--- begin ---

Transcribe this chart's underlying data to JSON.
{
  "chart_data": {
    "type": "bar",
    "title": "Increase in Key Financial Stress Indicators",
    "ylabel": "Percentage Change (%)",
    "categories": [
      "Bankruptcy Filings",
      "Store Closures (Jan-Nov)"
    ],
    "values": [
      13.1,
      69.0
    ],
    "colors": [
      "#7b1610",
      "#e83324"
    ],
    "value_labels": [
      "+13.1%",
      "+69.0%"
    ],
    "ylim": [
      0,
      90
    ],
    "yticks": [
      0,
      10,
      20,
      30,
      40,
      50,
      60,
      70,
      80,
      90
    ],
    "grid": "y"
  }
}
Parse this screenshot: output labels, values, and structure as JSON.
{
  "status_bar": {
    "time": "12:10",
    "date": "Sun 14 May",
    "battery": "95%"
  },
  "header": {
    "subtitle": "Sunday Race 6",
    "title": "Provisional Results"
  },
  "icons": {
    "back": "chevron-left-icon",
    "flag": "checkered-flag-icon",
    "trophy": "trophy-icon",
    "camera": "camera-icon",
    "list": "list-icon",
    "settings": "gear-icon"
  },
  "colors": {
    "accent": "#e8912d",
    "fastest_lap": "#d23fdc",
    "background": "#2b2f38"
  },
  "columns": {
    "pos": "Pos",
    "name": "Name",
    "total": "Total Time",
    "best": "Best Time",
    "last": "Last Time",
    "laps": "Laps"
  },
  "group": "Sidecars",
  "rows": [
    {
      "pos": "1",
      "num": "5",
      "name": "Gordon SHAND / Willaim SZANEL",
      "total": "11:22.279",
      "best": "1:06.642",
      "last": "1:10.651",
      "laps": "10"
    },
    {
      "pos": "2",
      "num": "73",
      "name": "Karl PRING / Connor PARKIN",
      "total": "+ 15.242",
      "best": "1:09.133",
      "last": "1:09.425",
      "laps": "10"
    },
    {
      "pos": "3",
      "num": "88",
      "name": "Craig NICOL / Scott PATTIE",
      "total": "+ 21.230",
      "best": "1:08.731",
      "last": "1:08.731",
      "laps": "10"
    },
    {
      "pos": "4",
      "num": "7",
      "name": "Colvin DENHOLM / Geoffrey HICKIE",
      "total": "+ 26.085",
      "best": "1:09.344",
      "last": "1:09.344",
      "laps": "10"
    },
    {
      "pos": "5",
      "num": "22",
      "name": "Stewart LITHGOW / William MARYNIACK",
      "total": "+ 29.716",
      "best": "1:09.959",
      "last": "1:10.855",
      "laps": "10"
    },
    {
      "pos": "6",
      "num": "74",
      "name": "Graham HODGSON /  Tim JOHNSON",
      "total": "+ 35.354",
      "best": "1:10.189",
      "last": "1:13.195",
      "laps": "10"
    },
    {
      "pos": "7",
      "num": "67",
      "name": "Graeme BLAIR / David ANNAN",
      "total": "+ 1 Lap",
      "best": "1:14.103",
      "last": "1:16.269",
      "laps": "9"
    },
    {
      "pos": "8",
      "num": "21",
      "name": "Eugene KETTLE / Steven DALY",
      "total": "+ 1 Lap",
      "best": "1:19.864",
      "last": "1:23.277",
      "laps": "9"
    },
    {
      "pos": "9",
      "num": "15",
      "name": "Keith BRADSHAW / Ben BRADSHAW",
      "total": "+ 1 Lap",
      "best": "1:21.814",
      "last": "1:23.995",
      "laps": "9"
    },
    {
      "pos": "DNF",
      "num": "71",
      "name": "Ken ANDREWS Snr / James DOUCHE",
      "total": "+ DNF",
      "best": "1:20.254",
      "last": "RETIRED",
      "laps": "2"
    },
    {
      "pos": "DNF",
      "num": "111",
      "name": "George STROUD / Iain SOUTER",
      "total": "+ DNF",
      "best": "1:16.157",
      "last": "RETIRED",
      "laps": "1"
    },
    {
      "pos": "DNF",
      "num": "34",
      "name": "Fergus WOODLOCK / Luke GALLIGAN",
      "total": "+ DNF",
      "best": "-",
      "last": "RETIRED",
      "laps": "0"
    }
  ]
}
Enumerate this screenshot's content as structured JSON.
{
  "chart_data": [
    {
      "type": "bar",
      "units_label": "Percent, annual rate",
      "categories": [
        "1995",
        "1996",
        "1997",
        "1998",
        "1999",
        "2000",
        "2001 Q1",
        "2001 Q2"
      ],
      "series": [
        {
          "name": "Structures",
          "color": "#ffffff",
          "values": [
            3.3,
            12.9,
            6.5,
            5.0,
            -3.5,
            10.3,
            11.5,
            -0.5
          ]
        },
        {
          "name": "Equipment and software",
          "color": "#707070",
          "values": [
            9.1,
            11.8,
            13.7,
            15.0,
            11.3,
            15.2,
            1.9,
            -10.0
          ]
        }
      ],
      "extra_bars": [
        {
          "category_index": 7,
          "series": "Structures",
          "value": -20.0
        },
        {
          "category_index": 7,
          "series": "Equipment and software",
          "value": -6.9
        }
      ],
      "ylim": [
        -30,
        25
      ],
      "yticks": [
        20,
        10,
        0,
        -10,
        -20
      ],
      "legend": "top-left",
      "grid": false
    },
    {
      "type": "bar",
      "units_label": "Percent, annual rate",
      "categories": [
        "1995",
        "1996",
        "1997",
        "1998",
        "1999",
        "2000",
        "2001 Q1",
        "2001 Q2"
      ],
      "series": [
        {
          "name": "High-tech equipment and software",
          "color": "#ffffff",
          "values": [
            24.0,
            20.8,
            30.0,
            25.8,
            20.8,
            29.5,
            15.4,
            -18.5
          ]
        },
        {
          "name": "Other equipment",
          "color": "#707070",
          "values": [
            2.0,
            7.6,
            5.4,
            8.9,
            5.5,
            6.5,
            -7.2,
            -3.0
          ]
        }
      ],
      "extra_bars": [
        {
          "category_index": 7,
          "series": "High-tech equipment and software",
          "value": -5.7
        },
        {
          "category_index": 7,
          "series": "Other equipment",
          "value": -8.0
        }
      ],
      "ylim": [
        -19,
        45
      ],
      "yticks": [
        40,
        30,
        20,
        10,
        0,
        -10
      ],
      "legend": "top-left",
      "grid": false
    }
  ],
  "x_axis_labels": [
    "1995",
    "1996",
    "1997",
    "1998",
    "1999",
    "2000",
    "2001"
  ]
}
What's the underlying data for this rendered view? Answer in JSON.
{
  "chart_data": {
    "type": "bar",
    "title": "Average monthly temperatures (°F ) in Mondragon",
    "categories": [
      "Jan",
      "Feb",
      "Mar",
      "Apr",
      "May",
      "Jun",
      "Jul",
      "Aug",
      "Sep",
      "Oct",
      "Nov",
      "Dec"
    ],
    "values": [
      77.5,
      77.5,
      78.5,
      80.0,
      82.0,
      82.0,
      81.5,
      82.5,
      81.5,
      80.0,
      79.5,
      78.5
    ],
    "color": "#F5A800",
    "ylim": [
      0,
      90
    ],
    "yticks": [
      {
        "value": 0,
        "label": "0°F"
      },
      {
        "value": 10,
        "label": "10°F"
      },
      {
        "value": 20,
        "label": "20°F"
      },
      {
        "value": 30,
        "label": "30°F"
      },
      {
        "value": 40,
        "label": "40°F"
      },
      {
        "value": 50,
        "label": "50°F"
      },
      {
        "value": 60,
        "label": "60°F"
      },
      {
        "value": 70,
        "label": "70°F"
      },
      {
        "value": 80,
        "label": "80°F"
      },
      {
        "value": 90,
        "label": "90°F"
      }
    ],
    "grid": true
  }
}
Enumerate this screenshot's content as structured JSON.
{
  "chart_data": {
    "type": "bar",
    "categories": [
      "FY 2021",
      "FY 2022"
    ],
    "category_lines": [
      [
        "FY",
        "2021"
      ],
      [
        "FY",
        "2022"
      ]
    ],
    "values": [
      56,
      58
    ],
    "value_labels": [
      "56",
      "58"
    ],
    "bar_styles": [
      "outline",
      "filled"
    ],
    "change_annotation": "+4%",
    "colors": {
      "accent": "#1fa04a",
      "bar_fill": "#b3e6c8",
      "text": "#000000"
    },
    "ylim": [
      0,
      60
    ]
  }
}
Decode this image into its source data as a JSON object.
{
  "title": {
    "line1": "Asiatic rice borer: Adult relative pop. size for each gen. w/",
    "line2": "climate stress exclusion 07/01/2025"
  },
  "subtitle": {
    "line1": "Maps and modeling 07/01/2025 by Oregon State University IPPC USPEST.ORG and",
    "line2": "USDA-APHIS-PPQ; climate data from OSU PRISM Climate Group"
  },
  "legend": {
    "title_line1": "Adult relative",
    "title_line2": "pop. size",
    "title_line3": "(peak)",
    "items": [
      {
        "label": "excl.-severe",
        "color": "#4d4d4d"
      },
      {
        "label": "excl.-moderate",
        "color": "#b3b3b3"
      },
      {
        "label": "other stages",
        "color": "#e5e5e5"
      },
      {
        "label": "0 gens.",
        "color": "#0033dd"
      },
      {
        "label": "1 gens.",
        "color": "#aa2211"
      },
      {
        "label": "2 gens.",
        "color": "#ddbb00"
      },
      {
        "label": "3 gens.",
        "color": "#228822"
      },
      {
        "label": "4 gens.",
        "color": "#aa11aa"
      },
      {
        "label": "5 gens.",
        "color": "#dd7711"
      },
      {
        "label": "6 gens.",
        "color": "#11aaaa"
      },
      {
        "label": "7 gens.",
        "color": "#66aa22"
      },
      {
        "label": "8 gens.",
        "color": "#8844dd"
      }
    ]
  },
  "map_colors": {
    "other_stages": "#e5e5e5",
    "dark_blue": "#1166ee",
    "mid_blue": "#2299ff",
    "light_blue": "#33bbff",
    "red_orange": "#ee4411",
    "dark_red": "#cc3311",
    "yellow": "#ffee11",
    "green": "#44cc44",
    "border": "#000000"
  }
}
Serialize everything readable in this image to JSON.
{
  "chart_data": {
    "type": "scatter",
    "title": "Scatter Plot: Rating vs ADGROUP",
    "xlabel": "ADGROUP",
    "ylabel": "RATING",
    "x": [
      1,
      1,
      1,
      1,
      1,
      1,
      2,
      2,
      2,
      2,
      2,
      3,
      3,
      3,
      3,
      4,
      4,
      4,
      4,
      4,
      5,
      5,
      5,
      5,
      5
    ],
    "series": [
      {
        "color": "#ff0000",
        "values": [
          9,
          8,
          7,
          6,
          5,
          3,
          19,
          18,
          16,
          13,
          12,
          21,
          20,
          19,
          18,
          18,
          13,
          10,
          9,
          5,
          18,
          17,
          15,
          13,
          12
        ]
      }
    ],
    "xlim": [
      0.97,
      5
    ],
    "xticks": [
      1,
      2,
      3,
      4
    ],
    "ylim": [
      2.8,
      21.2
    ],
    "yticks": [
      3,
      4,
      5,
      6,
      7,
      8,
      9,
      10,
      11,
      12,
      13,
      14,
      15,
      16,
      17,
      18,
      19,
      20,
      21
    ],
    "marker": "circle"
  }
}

--- end ---

Where a line in the entries holds the word "ylabel", copy that line.

ANSWER TO THE EXERCISE -
    "ylabel": "Percentage Change (%)",
    "ylabel": "RATING",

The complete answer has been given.